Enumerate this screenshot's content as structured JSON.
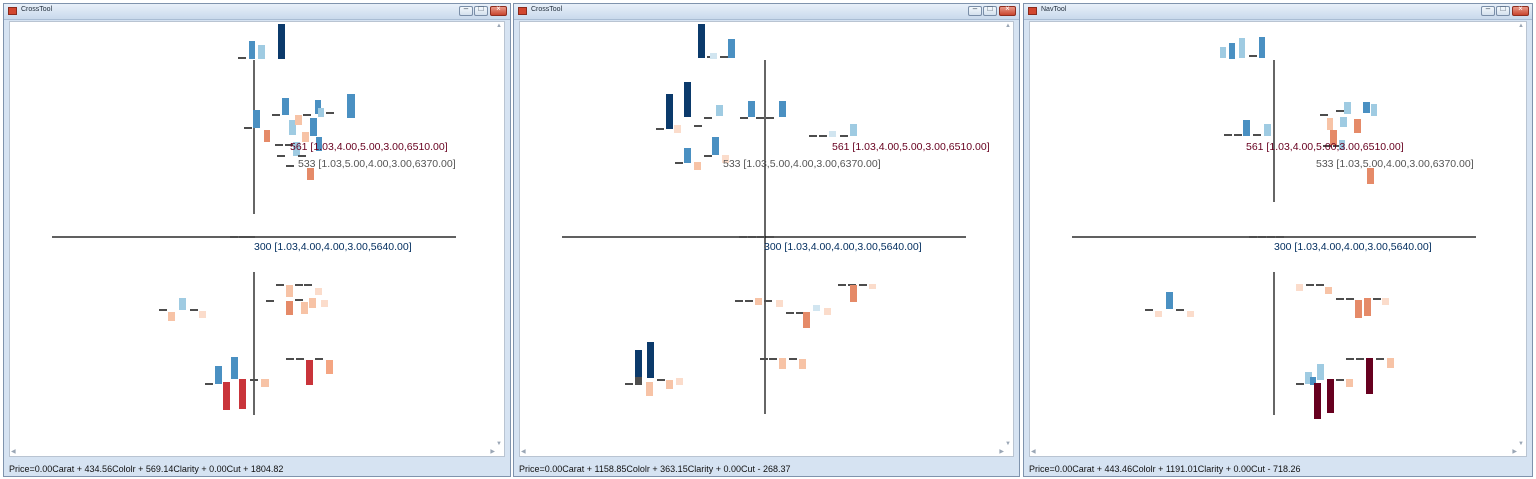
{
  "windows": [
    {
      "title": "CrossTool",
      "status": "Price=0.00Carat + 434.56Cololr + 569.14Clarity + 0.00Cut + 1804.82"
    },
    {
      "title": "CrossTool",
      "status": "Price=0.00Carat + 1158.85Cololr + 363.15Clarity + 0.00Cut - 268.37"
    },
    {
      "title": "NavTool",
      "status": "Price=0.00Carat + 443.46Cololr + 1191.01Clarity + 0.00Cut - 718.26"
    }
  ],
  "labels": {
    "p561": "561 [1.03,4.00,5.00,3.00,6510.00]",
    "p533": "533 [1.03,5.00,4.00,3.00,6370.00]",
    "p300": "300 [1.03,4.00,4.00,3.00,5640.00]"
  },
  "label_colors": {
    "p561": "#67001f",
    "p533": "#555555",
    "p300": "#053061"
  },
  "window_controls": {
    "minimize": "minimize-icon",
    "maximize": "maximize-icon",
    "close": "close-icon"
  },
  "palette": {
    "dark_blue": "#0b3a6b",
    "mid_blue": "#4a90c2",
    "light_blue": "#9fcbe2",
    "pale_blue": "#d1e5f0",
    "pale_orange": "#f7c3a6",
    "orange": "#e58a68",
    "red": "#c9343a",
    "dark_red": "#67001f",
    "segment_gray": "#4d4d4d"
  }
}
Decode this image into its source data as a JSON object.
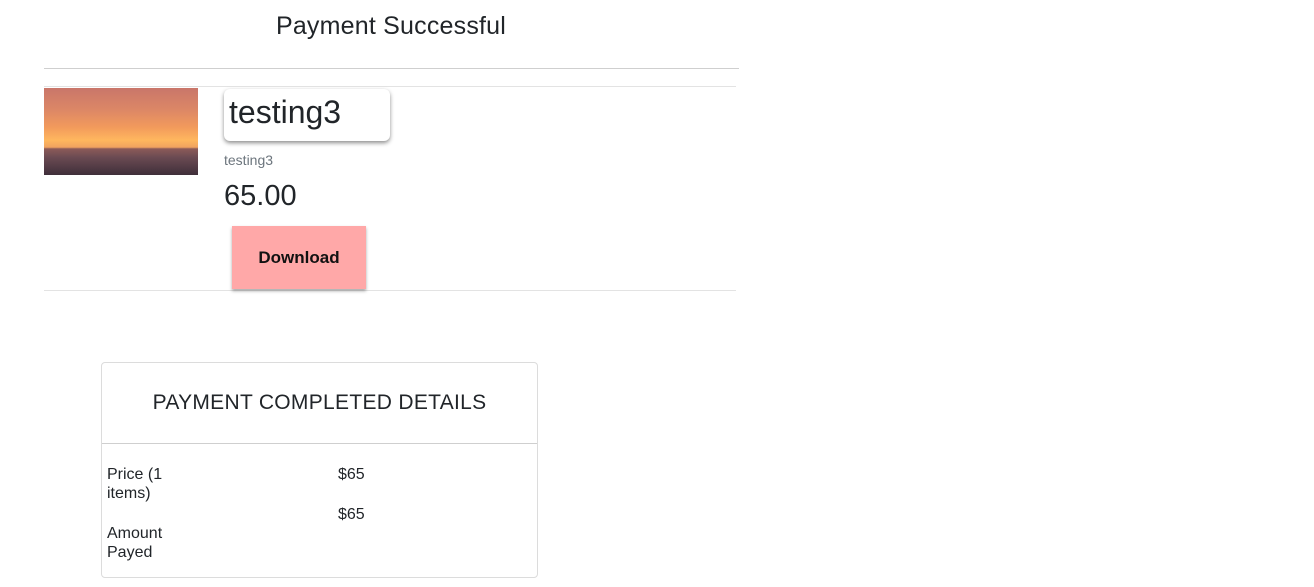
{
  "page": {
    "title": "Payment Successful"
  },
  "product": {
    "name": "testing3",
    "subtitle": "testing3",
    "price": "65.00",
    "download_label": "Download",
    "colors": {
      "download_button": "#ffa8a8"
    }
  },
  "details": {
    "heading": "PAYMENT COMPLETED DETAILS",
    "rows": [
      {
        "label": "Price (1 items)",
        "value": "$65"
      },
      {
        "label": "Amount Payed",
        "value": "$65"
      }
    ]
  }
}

* **Task statement**
Make an exact copy of every record, pictures excluded.

* **Task solution**
Enumerate this screenshot's content as structured JSON.
{
  "windows": [
    {
      "title": "CrossTool",
      "status": "Price=0.00Carat + 434.56Cololr + 569.14Clarity + 0.00Cut + 1804.82"
    },
    {
      "title": "CrossTool",
      "status": "Price=0.00Carat + 1158.85Cololr + 363.15Clarity + 0.00Cut - 268.37"
    },
    {
      "title": "NavTool",
      "status": "Price=0.00Carat + 443.46Cololr + 1191.01Clarity + 0.00Cut - 718.26"
    }
  ],
  "labels": {
    "p561": "561 [1.03,4.00,5.00,3.00,6510.00]",
    "p533": "533 [1.03,5.00,4.00,3.00,6370.00]",
    "p300": "300 [1.03,4.00,4.00,3.00,5640.00]"
  },
  "label_colors": {
    "p561": "#67001f",
    "p533": "#555555",
    "p300": "#053061"
  },
  "window_controls": {
    "minimize": "minimize-icon",
    "maximize": "maximize-icon",
    "close": "close-icon"
  },
  "palette": {
    "dark_blue": "#0b3a6b",
    "mid_blue": "#4a90c2",
    "light_blue": "#9fcbe2",
    "pale_blue": "#d1e5f0",
    "pale_orange": "#f7c3a6",
    "orange": "#e58a68",
    "red": "#c9343a",
    "dark_red": "#67001f",
    "segment_gray": "#4d4d4d"
  }
}
Decode this image into its source data as a JSON object.
{
  "page": {
    "title": "Payment Successful"
  },
  "product": {
    "name": "testing3",
    "subtitle": "testing3",
    "price": "65.00",
    "download_label": "Download",
    "colors": {
      "download_button": "#ffa8a8"
    }
  },
  "details": {
    "heading": "PAYMENT COMPLETED DETAILS",
    "rows": [
      {
        "label": "Price (1 items)",
        "value": "$65"
      },
      {
        "label": "Amount Payed",
        "value": "$65"
      }
    ]
  }
}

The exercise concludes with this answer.